— Exercise aim —
Select every line below containing the word "JSON".
===== Records for processing
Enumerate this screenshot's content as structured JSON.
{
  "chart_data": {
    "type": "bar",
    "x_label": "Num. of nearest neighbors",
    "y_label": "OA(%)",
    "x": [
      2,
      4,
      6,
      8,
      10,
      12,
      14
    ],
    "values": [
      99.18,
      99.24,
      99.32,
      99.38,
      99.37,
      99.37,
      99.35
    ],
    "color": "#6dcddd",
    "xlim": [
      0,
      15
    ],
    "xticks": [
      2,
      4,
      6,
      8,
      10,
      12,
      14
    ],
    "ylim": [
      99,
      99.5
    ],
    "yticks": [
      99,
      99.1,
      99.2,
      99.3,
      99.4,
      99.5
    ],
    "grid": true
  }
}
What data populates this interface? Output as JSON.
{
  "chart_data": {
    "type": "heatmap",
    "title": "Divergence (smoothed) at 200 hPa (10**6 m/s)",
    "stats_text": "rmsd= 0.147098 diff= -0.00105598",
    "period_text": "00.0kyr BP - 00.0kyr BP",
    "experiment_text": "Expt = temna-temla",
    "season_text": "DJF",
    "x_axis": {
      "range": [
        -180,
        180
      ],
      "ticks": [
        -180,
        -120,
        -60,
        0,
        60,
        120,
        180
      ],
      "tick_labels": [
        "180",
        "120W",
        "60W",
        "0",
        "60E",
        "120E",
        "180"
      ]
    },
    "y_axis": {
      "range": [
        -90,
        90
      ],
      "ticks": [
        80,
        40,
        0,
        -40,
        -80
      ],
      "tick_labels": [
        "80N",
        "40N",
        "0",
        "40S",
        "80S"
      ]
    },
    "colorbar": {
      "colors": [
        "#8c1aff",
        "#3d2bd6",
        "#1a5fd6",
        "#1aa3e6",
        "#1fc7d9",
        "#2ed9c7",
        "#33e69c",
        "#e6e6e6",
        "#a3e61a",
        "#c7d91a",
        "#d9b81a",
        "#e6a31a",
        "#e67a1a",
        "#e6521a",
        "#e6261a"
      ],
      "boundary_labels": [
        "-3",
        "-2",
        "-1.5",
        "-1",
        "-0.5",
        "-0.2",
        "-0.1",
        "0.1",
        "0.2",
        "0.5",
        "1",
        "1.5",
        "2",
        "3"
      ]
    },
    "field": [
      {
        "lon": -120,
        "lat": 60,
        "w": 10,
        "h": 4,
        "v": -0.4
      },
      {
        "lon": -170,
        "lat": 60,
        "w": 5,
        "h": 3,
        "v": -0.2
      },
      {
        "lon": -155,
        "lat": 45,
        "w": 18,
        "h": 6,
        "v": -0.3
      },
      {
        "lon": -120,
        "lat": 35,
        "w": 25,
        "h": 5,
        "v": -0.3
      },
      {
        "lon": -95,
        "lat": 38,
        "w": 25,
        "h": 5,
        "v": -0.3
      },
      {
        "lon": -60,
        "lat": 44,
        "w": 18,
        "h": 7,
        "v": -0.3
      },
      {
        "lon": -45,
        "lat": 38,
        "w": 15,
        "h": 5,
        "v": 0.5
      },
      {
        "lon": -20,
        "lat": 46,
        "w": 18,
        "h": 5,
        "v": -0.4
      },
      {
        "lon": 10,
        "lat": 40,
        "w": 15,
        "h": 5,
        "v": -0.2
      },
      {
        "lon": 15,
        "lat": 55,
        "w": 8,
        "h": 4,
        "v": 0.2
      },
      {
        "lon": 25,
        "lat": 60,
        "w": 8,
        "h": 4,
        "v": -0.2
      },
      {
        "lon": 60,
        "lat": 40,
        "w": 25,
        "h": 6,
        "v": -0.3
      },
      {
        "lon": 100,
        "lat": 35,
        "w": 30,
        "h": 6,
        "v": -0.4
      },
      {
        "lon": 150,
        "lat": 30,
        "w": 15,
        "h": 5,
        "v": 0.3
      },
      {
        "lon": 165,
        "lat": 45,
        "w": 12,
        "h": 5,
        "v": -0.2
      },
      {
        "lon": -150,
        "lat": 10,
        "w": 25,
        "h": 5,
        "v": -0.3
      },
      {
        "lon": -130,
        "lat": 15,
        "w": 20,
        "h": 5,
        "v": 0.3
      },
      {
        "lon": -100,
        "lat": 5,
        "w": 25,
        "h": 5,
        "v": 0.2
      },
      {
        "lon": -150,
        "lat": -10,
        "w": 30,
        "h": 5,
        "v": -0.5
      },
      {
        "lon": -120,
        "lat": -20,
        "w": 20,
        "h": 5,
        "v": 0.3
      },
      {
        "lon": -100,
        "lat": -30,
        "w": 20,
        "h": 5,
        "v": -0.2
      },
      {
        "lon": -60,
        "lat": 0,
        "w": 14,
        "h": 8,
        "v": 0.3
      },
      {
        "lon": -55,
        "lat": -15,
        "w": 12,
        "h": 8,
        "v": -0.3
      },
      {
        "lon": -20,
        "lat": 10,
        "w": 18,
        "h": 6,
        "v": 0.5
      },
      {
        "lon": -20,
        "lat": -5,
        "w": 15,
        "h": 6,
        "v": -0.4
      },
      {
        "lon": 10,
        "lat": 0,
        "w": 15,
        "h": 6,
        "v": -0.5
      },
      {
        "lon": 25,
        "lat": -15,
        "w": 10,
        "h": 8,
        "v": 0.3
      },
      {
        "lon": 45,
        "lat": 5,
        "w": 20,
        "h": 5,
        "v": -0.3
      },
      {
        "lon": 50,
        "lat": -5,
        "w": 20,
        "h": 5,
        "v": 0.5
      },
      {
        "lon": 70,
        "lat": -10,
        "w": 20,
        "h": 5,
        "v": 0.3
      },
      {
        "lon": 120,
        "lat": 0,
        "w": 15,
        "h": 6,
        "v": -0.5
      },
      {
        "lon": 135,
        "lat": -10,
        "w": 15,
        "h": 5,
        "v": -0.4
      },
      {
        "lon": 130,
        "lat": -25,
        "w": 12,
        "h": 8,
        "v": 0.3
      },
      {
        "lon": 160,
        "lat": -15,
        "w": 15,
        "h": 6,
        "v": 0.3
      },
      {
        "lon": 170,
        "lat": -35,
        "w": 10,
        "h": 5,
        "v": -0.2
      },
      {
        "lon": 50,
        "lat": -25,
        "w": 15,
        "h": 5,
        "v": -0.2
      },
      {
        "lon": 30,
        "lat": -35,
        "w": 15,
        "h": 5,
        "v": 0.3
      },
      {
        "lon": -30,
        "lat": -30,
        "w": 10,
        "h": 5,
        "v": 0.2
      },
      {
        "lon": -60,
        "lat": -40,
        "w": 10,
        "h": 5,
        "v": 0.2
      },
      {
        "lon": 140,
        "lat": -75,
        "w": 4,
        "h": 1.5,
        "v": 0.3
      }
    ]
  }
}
==========
— Final result —
Enumerate this screenshot's content as structured JSON.
What data populates this interface? Output as JSON.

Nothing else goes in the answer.